Goal of the exercise -
Extract the part of the entries that opens with the line containing "birth-canton[interactable]: Oust xyxy=(220,232,263,253)" and closes with the line containing "slip-row-du[interactable]: du 3", and copy those lines exactly, with both end lines included.

[Annotated region listings]
____________
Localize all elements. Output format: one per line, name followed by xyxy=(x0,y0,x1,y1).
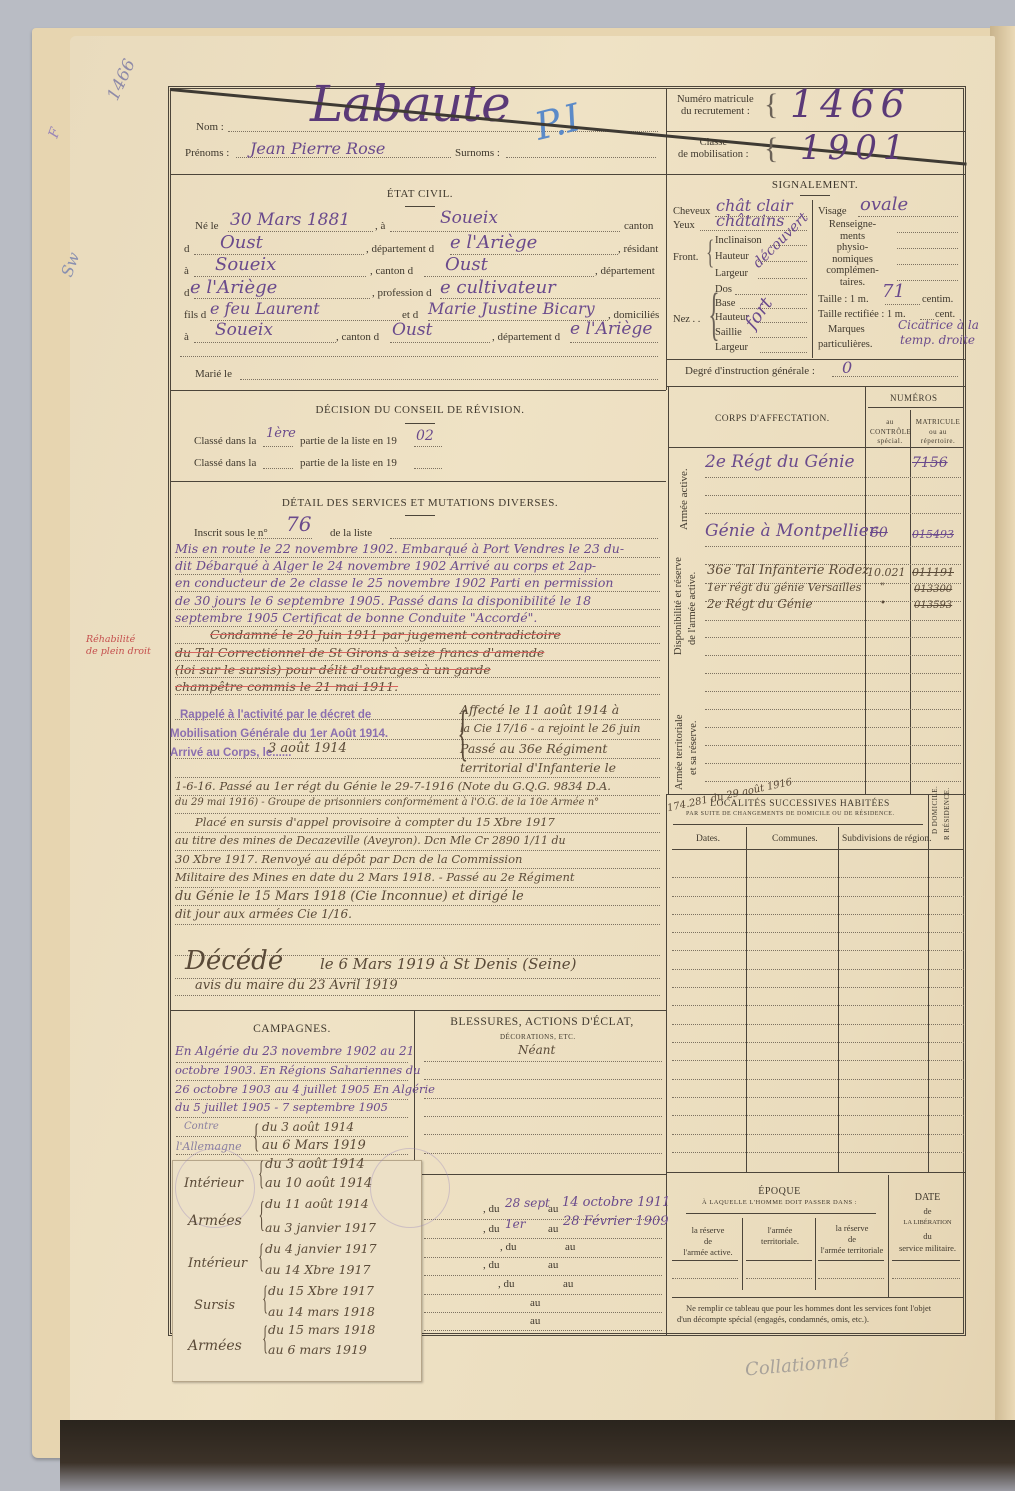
birth-canton[interactable]: Oust xyxy=(220,232,263,253)
services-title: DÉTAIL DES SERVICES ET MUTATIONS DIVERSE… xyxy=(230,497,610,509)
struck-condamnation-line: Condamné le 20 Juin 1911 par jugement co… xyxy=(210,627,561,642)
service-later-line: au titre des mines de Decazeville (Aveyr… xyxy=(175,834,566,847)
affectation-corps[interactable]: 36e Tal Infanterie Rodez xyxy=(707,563,869,578)
service-line: en conducteur de 2e classe le 25 novembr… xyxy=(175,575,613,590)
territoriale-label-2: et sa réserve. xyxy=(688,720,699,775)
affectation-matricule[interactable]: 013593 xyxy=(914,600,952,611)
fils-label: fils d xyxy=(184,309,206,321)
epoque-note-1: Ne remplir ce tableau que pour les homme… xyxy=(686,1303,931,1313)
struck-condamnation-line: champêtre commis le 21 mai 1911. xyxy=(175,679,398,694)
epoque-subtitle: À LAQUELLE L'HOMME DOIT PASSER DANS : xyxy=(702,1199,857,1206)
disponibilite-label-1: Disponibilité et réserve xyxy=(673,557,684,655)
territoriale-field[interactable] xyxy=(746,1278,812,1279)
col-dates: Dates. xyxy=(696,834,720,844)
slip-row-du[interactable]: du 3 août 1914 xyxy=(265,1157,365,1172)
period-au-label: au xyxy=(548,1223,558,1235)
yeux-label: Yeux xyxy=(673,220,695,231)
avis-maire-line[interactable]: avis du maire du 23 Avril 1919 xyxy=(195,978,398,993)
mother-name[interactable]: Marie Justine Bicary xyxy=(428,299,595,318)
period-au-label: au xyxy=(548,1259,558,1271)
bracket-line: Passé au 36e Régiment xyxy=(460,741,607,756)
profession[interactable]: e cultivateur xyxy=(440,277,556,298)
deces-word: Décédé xyxy=(185,946,283,976)
classe-label: Classe de mobilisation : xyxy=(678,137,749,161)
classe-line2-mid: partie de la liste en 19 xyxy=(300,457,397,469)
yeux-value[interactable]: châtains xyxy=(716,211,784,230)
epoque-col-reserve-territoriale: la réservedel'armée territoriale xyxy=(817,1223,887,1256)
period-au-value[interactable]: 14 octobre 1911 xyxy=(562,1195,670,1210)
affectation-controle[interactable]: " xyxy=(880,582,885,593)
reserve-active-field[interactable] xyxy=(672,1278,738,1279)
campagnes-title: CAMPAGNES. xyxy=(170,1023,414,1035)
slip-row-label: Intérieur xyxy=(184,1176,243,1191)
degre-instruction-label: Degré d'instruction générale : xyxy=(685,365,815,377)
visage-value[interactable]: ovale xyxy=(860,194,908,215)
slip-row-au[interactable]: au 14 mars 1918 xyxy=(268,1304,375,1319)
marques-label-2: particulières. xyxy=(818,339,873,350)
localites-title: LOCALITÉS SUCCESSIVES HABITÉES xyxy=(700,799,900,809)
residence-departement[interactable]: e l'Ariège xyxy=(190,277,277,298)
arrive-au-corps-date[interactable]: 3 août 1914 xyxy=(268,741,347,756)
period-au-label: au xyxy=(530,1315,540,1327)
parents-residence[interactable]: Soueix xyxy=(215,320,273,340)
departement-label: , département d xyxy=(366,243,434,255)
affectation-matricule[interactable]: 013300 xyxy=(914,584,952,595)
bracket-line: la Cie 17/16 - a rejoint le 26 juin xyxy=(460,722,640,735)
struck-condamnation-line: (loi sur le sursis) pour délit d'outrage… xyxy=(175,662,491,677)
slip-row-du[interactable]: du 4 janvier 1917 xyxy=(265,1241,377,1256)
blessures-value[interactable]: Néant xyxy=(518,1043,555,1057)
service-later-line: du Génie le 15 Mars 1918 (Cie Inconnue) … xyxy=(175,889,524,904)
nez-largeur-label: Largeur xyxy=(715,342,748,353)
slip-row-au[interactable]: au 6 mars 1919 xyxy=(268,1342,367,1357)
classe-value[interactable]: 1901 xyxy=(800,128,911,168)
period-du-label: , du xyxy=(483,1259,500,1271)
bracket-line: territorial d'Infanterie le xyxy=(460,760,616,775)
degre-instruction-value[interactable]: 0 xyxy=(842,358,852,377)
epoque-col-reserve-active: la réservedel'armée active. xyxy=(676,1225,740,1258)
dom-a-label: à xyxy=(184,331,189,343)
affectation-corps[interactable]: Génie à Montpellier xyxy=(705,521,877,541)
profession-label: , profession d xyxy=(372,287,432,299)
service-later-line: du 29 mai 1916) - Groupe de prisonniers … xyxy=(175,797,599,808)
canton2-label: , canton d xyxy=(370,265,413,277)
slip-row-label: Armées xyxy=(188,1338,242,1354)
de-la-liste-label: de la liste xyxy=(330,527,372,539)
slip-row-label: Armées xyxy=(188,1213,242,1229)
classe-year-value[interactable]: 02 xyxy=(416,428,434,444)
birth-departement[interactable]: e l'Ariège xyxy=(450,232,537,253)
front-largeur-label: Largeur xyxy=(715,268,748,279)
epoque-col-territoriale: l'arméeterritoriale. xyxy=(746,1225,814,1247)
parents-departement[interactable]: e l'Ariège xyxy=(570,319,652,339)
rehabilitation-note: Réhabilité de plein droit xyxy=(86,634,151,658)
period-du-label: , du xyxy=(498,1278,515,1290)
front-label: Front. xyxy=(673,252,698,263)
prenoms-label: Prénoms : xyxy=(185,147,229,159)
nez-label: Nez . . xyxy=(673,314,700,325)
taille-unit: centim. xyxy=(922,294,953,305)
de-label: d xyxy=(184,287,190,299)
contre-au[interactable]: au 6 Mars 1919 xyxy=(262,1138,366,1153)
marie-label: Marié le xyxy=(195,368,232,380)
slip-row-au[interactable]: au 14 Xbre 1917 xyxy=(265,1262,370,1277)
mobilisation-stamp-line1: Rappelé à l'activité par le décret de xyxy=(180,709,371,721)
residant-a-label: à xyxy=(184,265,189,277)
col-subdivisions: Subdivisions de région. xyxy=(842,834,931,844)
corps-affectation-header: CORPS D'AFFECTATION. xyxy=(715,414,830,424)
affectation-corps[interactable]: 1er régt du génie Versailles xyxy=(707,581,861,594)
visage-label: Visage xyxy=(818,206,847,217)
residant-label: , résidant xyxy=(618,243,658,255)
matricule-label: Numéro matricule du recrutement : xyxy=(677,94,754,118)
epoque-note-2: d'un décompte spécial (engagés, condamné… xyxy=(677,1314,869,1324)
inscrit-value[interactable]: 76 xyxy=(286,512,311,536)
period-du-label: , du xyxy=(500,1241,517,1253)
period-au-label: au xyxy=(548,1203,558,1215)
period-au-value[interactable]: 28 Février 1909 xyxy=(563,1214,669,1229)
service-line: dit Débarqué à Alger le 24 novembre 1902… xyxy=(175,558,596,573)
parents-canton[interactable]: Oust xyxy=(392,320,432,340)
affectation-corps[interactable]: 2e Régt du Génie xyxy=(705,452,855,472)
blessures-subtitle: DÉCORATIONS, ETC. xyxy=(500,1033,576,1041)
matricule-header: MATRICULE ou au répertoire. xyxy=(913,418,963,447)
classe-line1-mid: partie de la liste en 19 xyxy=(300,435,397,447)
territoriale-label-1: Armée territoriale xyxy=(674,715,685,791)
affectation-matricule[interactable]: 7156 xyxy=(912,455,948,471)
affectation-controle[interactable]: 10.021 xyxy=(867,566,906,579)
birth-place[interactable]: Soueix xyxy=(440,208,498,228)
affectation-matricule[interactable]: 011191 xyxy=(912,566,954,579)
surnoms-label: Surnoms : xyxy=(455,147,500,159)
front-inclinaison-label: Inclinaison xyxy=(715,235,762,246)
period-au-label: au xyxy=(563,1278,573,1290)
d-label: d xyxy=(184,243,190,255)
period-du-label: , du xyxy=(483,1223,500,1235)
blessures-title: BLESSURES, ACTIONS D'ÉCLAT, xyxy=(420,1016,664,1028)
renseignements-label: Renseigne- ments physio- nomiques complé… xyxy=(820,219,885,288)
period-du-value[interactable]: 1er xyxy=(505,1217,525,1231)
slip-row-au[interactable]: au 10 août 1914 xyxy=(265,1176,372,1191)
father-name[interactable]: e feu Laurent xyxy=(210,299,320,318)
taille-rectifiee-label: Taille rectifiée : 1 m. xyxy=(818,309,906,320)
date-liberation-header: DATE de LA LIBÉRATION du service militai… xyxy=(890,1192,965,1255)
service-line: de 30 jours le 6 septembre 1905. Passé d… xyxy=(175,593,591,608)
etat-civil-title: ÉTAT CIVIL. xyxy=(280,188,560,200)
service-later-line: dit jour aux armées Cie 1/16. xyxy=(175,907,352,921)
domicile-header: D DOMICILE. xyxy=(931,786,939,834)
departement2-label: , département xyxy=(595,265,655,277)
cheveux-label: Cheveux xyxy=(673,206,710,217)
service-later-line: 30 Xbre 1917. Renvoyé au dépôt par Dcn d… xyxy=(175,852,522,866)
nez-base-label: Base xyxy=(715,298,735,309)
service-later-line: 1-6-16. Passé au 1er régt du Génie le 29… xyxy=(175,779,611,793)
classe-partie-value[interactable]: 1ère xyxy=(266,426,296,441)
rehabilitation-note-line2: de plein droit xyxy=(86,646,151,658)
affectation-controle[interactable]: 60 xyxy=(870,525,888,541)
signalement-title: SIGNALEMENT. xyxy=(700,179,930,191)
service-line: septembre 1905 Certificat de bonne Condu… xyxy=(175,610,537,625)
faded-stamp xyxy=(370,1148,450,1228)
nez-dos-label: Dos xyxy=(715,284,732,295)
service-line: Mis en route le 22 novembre 1902. Embarq… xyxy=(175,541,624,556)
residence-canton[interactable]: Oust xyxy=(445,254,488,275)
nom-label: Nom : xyxy=(196,121,224,133)
slip-row-du[interactable]: du 15 Xbre 1917 xyxy=(268,1283,374,1298)
disponibilite-label-2: de l'armée active. xyxy=(687,572,698,645)
prenoms-value[interactable]: Jean Pierre Rose xyxy=(250,139,385,158)
period-au-label: au xyxy=(565,1241,575,1253)
dom-dept-label: , département d xyxy=(492,331,560,343)
service-later-line: Militaire des Mines en date du 2 Mars 19… xyxy=(175,870,575,884)
slip-row-au[interactable]: au 3 janvier 1917 xyxy=(265,1220,376,1235)
classe-line1-prefix: Classé dans la xyxy=(194,435,256,447)
bracket-line: Affecté le 11 août 1914 à xyxy=(460,702,619,717)
contre-label: Contre xyxy=(184,1121,219,1132)
period-au-label: au xyxy=(530,1297,540,1309)
residence[interactable]: Soueix xyxy=(215,254,276,275)
mobilisation-stamp-line2: Mobilisation Générale du 1er Août 1914. xyxy=(170,728,388,740)
taille-label: Taille : 1 m. xyxy=(818,294,869,305)
conseil-revision-title: DÉCISION DU CONSEIL DE RÉVISION. xyxy=(260,404,580,416)
campagne-line: du 5 juillet 1905 - 7 septembre 1905 xyxy=(175,1100,388,1114)
affectation-matricule[interactable]: 015493 xyxy=(912,528,954,541)
reserve-territoriale-field[interactable] xyxy=(818,1278,884,1279)
period-du-label: , du xyxy=(483,1203,500,1215)
rehabilitation-note-line1: Réhabilité xyxy=(86,634,151,646)
nez-saillie-label: Saillie xyxy=(715,327,742,338)
epoque-title: ÉPOQUE xyxy=(672,1186,887,1197)
date-liberation-field[interactable] xyxy=(892,1278,960,1279)
matricule-value[interactable]: 1466 xyxy=(790,82,911,126)
slip-row-du[interactable]: du 11 août 1914 xyxy=(265,1196,369,1211)
classe-line2-prefix: Classé dans la xyxy=(194,457,256,469)
marques-value-2[interactable]: temp. droite xyxy=(900,333,975,347)
taille-value[interactable]: 71 xyxy=(882,281,905,302)
controle-header: au CONTRÔLE spécial. xyxy=(870,418,910,447)
marques-label-1: Marques xyxy=(828,324,865,335)
slip-row-label: Sursis xyxy=(194,1298,235,1313)
slip-row-label: Intérieur xyxy=(188,1256,247,1271)
campagne-line: 26 octobre 1903 au 4 juillet 1905 En Alg… xyxy=(175,1082,435,1096)
period-du-value[interactable]: 28 sept xyxy=(505,1196,550,1210)
affectation-controle[interactable]: • xyxy=(880,598,886,609)
birth-date[interactable]: 30 Mars 1881 xyxy=(230,210,350,230)
campagne-line: octobre 1903. En Régions Sahariennes du xyxy=(175,1063,421,1077)
deces-line[interactable]: le 6 Mars 1919 à St Denis (Seine) xyxy=(320,955,576,973)
struck-condamnation-line: du Tal Correctionnel de St Girons à seiz… xyxy=(175,645,544,660)
col-communes: Communes. xyxy=(772,834,818,844)
residence-header: R RÉSIDENCE. xyxy=(943,787,951,840)
ne-le-label: Né le xyxy=(195,220,219,232)
slip-row-du[interactable]: du 15 mars 1918 xyxy=(268,1322,375,1337)
affectation-corps[interactable]: 2e Régt du Génie xyxy=(707,597,813,611)
a-label: , à xyxy=(375,220,385,232)
marques-value-1[interactable]: Cicatrice à la xyxy=(898,318,979,332)
campagne-line: En Algérie du 23 novembre 1902 au 21 xyxy=(175,1044,414,1058)
armee-active-label: Armée active. xyxy=(678,468,690,530)
numeros-header: NUMÉROS xyxy=(890,393,938,403)
book-shadow xyxy=(60,1420,1015,1491)
front-hauteur-label: Hauteur xyxy=(715,251,749,262)
dom-canton-label: , canton d xyxy=(336,331,379,343)
localites-subtitle: PAR SUITE DE CHANGEMENTS DE DOMICILE OU … xyxy=(686,811,894,817)
service-later-line: Placé en sursis d'appel provisoire à com… xyxy=(195,815,555,829)
canton-label: canton xyxy=(624,220,653,232)
contre-du[interactable]: du 3 août 1914 xyxy=(262,1120,354,1134)
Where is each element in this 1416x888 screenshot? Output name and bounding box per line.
____________
Output of the task -
birth-canton[interactable]: Oust xyxy=(220,232,263,253)
services-title: DÉTAIL DES SERVICES ET MUTATIONS DIVERSE… xyxy=(230,497,610,509)
struck-condamnation-line: Condamné le 20 Juin 1911 par jugement co… xyxy=(210,627,561,642)
service-later-line: au titre des mines de Decazeville (Aveyr… xyxy=(175,834,566,847)
affectation-corps[interactable]: 36e Tal Infanterie Rodez xyxy=(707,563,869,578)
service-line: en conducteur de 2e classe le 25 novembr… xyxy=(175,575,613,590)
territoriale-label-2: et sa réserve. xyxy=(688,720,699,775)
affectation-matricule[interactable]: 013593 xyxy=(914,600,952,611)
fils-label: fils d xyxy=(184,309,206,321)
epoque-note-1: Ne remplir ce tableau que pour les homme… xyxy=(686,1303,931,1313)
struck-condamnation-line: champêtre commis le 21 mai 1911. xyxy=(175,679,398,694)
epoque-subtitle: À LAQUELLE L'HOMME DOIT PASSER DANS : xyxy=(702,1199,857,1206)
disponibilite-label-1: Disponibilité et réserve xyxy=(673,557,684,655)
territoriale-field[interactable] xyxy=(746,1278,812,1279)
col-dates: Dates. xyxy=(696,834,720,844)
slip-row-du[interactable]: du 3 août 1914 xyxy=(265,1157,365,1172)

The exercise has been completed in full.